WHAT TO PRODUCE: Lift every line from the entries that includes the word "color".

SUPPLIED RECORDS:

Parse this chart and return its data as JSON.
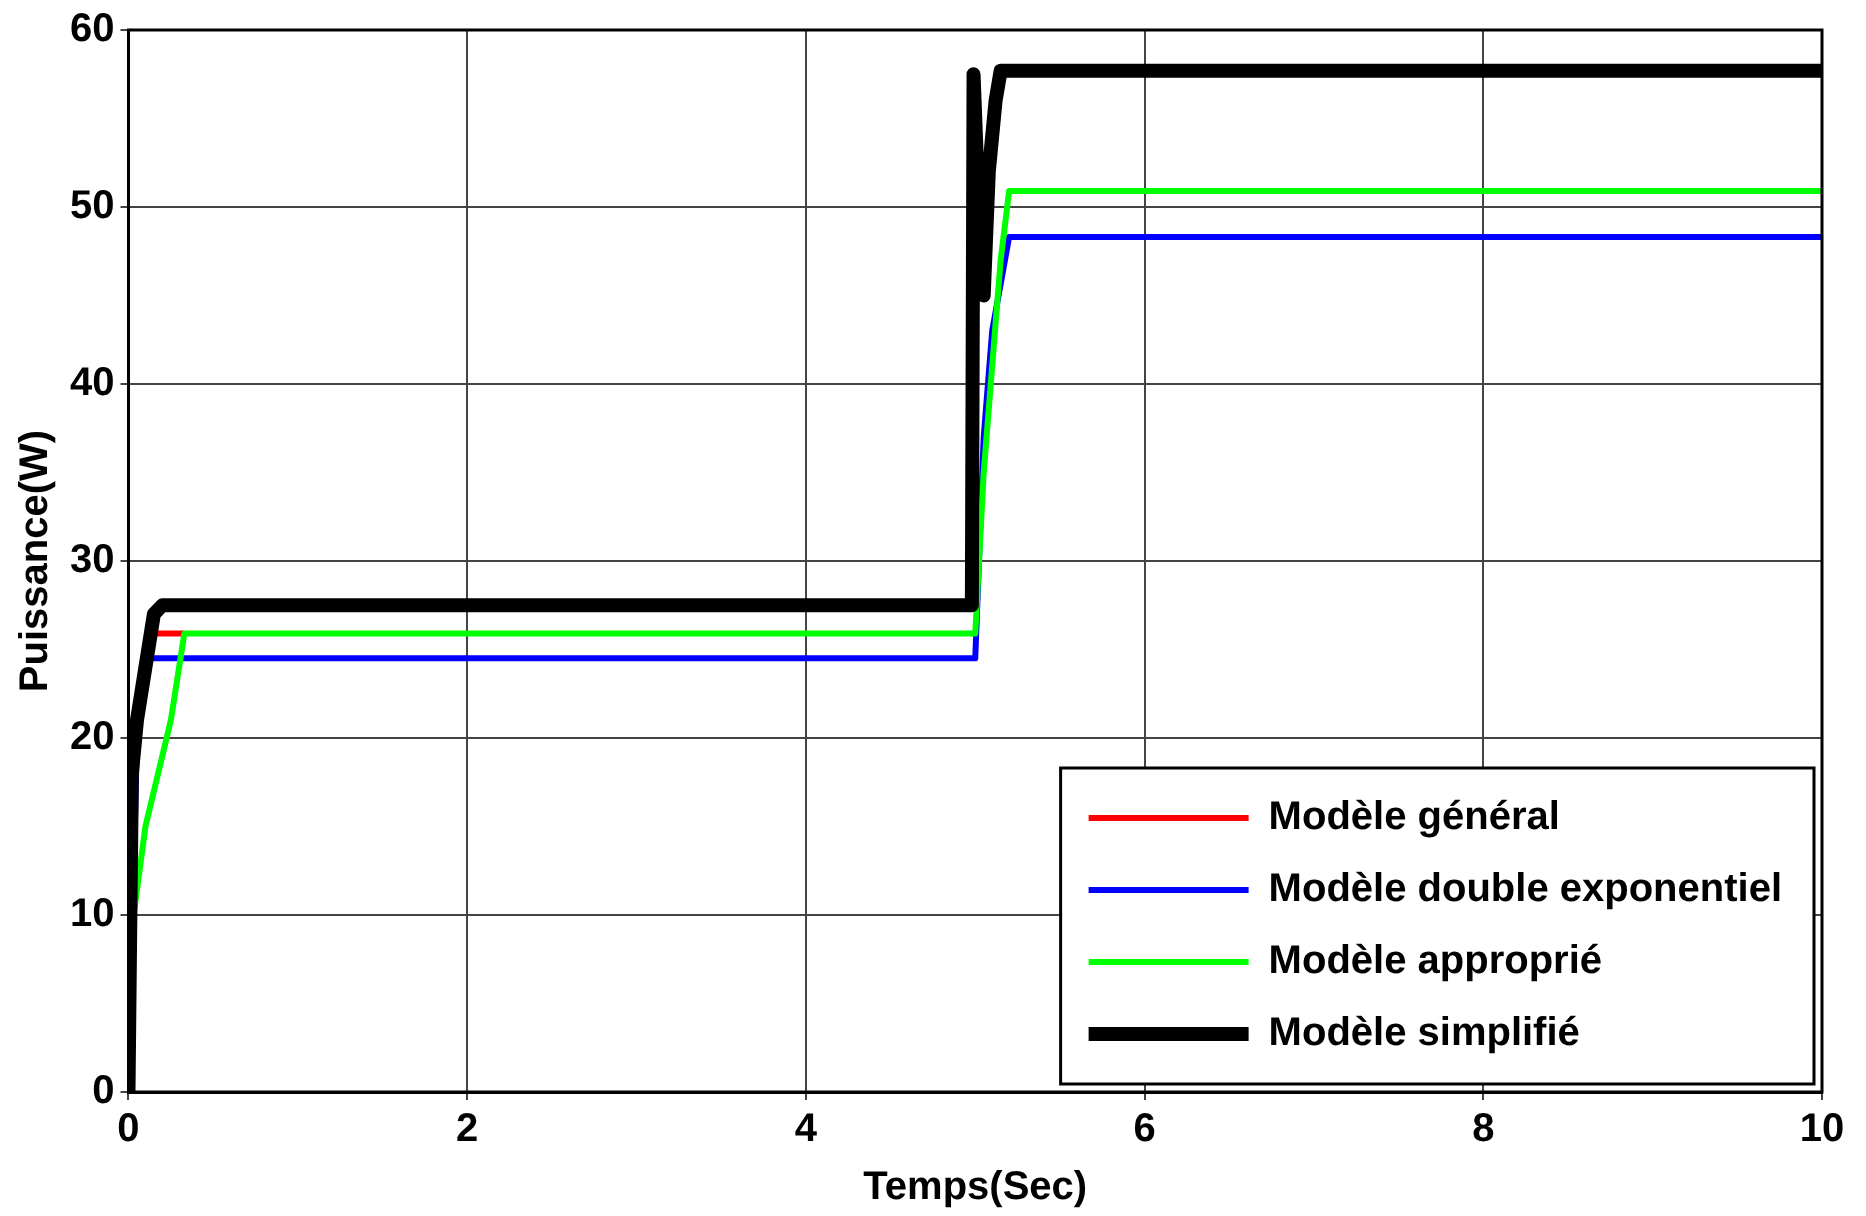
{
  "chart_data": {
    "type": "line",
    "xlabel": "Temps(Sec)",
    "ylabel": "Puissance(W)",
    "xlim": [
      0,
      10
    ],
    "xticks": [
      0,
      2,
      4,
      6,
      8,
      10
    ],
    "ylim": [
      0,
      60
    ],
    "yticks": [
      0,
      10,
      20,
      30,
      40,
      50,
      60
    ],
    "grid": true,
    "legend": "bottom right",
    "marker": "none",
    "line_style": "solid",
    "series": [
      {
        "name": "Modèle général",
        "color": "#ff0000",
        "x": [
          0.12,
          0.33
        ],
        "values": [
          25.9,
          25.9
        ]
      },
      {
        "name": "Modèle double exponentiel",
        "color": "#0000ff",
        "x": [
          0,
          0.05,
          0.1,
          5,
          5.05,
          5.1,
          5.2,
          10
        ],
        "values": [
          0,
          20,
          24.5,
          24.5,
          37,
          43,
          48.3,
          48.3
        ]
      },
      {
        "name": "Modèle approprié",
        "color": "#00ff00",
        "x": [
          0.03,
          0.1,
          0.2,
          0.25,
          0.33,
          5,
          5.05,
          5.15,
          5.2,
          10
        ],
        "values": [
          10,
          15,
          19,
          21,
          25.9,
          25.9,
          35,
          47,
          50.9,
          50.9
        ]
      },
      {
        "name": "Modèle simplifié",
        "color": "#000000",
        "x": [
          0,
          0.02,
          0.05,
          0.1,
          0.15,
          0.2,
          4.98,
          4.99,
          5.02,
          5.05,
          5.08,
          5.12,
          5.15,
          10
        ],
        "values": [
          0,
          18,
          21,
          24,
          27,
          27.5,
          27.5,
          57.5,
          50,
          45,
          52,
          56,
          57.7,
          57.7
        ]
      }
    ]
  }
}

CORRECT ANSWER:
        "color": "#ff0000",
        "color": "#0000ff",
        "color": "#00ff00",
        "color": "#000000",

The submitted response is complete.